Extracted records:
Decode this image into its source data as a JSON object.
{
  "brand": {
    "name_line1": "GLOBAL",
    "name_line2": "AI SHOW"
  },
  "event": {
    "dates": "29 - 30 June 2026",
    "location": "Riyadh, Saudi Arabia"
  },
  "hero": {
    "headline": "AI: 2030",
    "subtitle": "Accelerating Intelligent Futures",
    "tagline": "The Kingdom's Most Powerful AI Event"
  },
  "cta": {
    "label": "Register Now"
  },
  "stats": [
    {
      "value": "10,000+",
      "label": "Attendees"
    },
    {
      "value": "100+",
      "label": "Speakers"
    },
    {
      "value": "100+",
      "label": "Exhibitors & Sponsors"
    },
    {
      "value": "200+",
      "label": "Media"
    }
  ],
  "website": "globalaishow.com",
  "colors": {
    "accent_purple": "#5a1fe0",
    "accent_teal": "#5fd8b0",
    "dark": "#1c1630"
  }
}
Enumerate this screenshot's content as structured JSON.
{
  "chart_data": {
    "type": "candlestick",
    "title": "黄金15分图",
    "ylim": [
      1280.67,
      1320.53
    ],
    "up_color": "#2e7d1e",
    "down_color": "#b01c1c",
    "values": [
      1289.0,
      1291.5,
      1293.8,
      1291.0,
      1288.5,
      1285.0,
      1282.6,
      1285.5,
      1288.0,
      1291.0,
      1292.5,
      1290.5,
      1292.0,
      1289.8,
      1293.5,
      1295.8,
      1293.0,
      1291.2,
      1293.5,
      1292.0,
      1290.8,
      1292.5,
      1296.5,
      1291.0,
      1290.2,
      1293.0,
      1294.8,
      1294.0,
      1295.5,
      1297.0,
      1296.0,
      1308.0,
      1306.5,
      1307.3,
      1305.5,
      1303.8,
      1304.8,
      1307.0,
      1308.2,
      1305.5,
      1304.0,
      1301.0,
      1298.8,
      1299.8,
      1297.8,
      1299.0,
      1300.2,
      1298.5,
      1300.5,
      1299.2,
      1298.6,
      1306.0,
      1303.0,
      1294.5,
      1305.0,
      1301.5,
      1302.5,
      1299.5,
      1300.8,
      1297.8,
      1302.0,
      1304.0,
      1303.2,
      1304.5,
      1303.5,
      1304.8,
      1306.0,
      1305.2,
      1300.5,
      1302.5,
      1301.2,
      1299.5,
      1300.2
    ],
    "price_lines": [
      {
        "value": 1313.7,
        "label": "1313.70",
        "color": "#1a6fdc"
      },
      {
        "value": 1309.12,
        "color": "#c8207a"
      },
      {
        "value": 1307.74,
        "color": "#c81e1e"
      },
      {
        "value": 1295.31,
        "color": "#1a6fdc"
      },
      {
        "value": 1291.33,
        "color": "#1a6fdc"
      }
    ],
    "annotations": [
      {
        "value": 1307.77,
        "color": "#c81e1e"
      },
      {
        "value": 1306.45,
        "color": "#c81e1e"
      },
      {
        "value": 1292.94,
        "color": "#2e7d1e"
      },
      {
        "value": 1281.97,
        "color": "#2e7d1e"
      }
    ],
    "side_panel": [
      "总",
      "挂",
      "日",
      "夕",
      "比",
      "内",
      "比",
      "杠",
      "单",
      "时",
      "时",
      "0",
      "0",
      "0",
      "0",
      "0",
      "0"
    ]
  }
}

- Your task
Set down the listing above in full, please, exactly as it appears.

- Result of the exercise
Decode this image into its source data as a JSON object.
{
  "brand": {
    "name_line1": "GLOBAL",
    "name_line2": "AI SHOW"
  },
  "event": {
    "dates": "29 - 30 June 2026",
    "location": "Riyadh, Saudi Arabia"
  },
  "hero": {
    "headline": "AI: 2030",
    "subtitle": "Accelerating Intelligent Futures",
    "tagline": "The Kingdom's Most Powerful AI Event"
  },
  "cta": {
    "label": "Register Now"
  },
  "stats": [
    {
      "value": "10,000+",
      "label": "Attendees"
    },
    {
      "value": "100+",
      "label": "Speakers"
    },
    {
      "value": "100+",
      "label": "Exhibitors & Sponsors"
    },
    {
      "value": "200+",
      "label": "Media"
    }
  ],
  "website": "globalaishow.com",
  "colors": {
    "accent_purple": "#5a1fe0",
    "accent_teal": "#5fd8b0",
    "dark": "#1c1630"
  }
}
Enumerate this screenshot's content as structured JSON.
{
  "chart_data": {
    "type": "candlestick",
    "title": "黄金15分图",
    "ylim": [
      1280.67,
      1320.53
    ],
    "up_color": "#2e7d1e",
    "down_color": "#b01c1c",
    "values": [
      1289.0,
      1291.5,
      1293.8,
      1291.0,
      1288.5,
      1285.0,
      1282.6,
      1285.5,
      1288.0,
      1291.0,
      1292.5,
      1290.5,
      1292.0,
      1289.8,
      1293.5,
      1295.8,
      1293.0,
      1291.2,
      1293.5,
      1292.0,
      1290.8,
      1292.5,
      1296.5,
      1291.0,
      1290.2,
      1293.0,
      1294.8,
      1294.0,
      1295.5,
      1297.0,
      1296.0,
      1308.0,
      1306.5,
      1307.3,
      1305.5,
      1303.8,
      1304.8,
      1307.0,
      1308.2,
      1305.5,
      1304.0,
      1301.0,
      1298.8,
      1299.8,
      1297.8,
      1299.0,
      1300.2,
      1298.5,
      1300.5,
      1299.2,
      1298.6,
      1306.0,
      1303.0,
      1294.5,
      1305.0,
      1301.5,
      1302.5,
      1299.5,
      1300.8,
      1297.8,
      1302.0,
      1304.0,
      1303.2,
      1304.5,
      1303.5,
      1304.8,
      1306.0,
      1305.2,
      1300.5,
      1302.5,
      1301.2,
      1299.5,
      1300.2
    ],
    "price_lines": [
      {
        "value": 1313.7,
        "label": "1313.70",
        "color": "#1a6fdc"
      },
      {
        "value": 1309.12,
        "color": "#c8207a"
      },
      {
        "value": 1307.74,
        "color": "#c81e1e"
      },
      {
        "value": 1295.31,
        "color": "#1a6fdc"
      },
      {
        "value": 1291.33,
        "color": "#1a6fdc"
      }
    ],
    "annotations": [
      {
        "value": 1307.77,
        "color": "#c81e1e"
      },
      {
        "value": 1306.45,
        "color": "#c81e1e"
      },
      {
        "value": 1292.94,
        "color": "#2e7d1e"
      },
      {
        "value": 1281.97,
        "color": "#2e7d1e"
      }
    ],
    "side_panel": [
      "总",
      "挂",
      "日",
      "夕",
      "比",
      "内",
      "比",
      "杠",
      "单",
      "时",
      "时",
      "0",
      "0",
      "0",
      "0",
      "0",
      "0"
    ]
  }
}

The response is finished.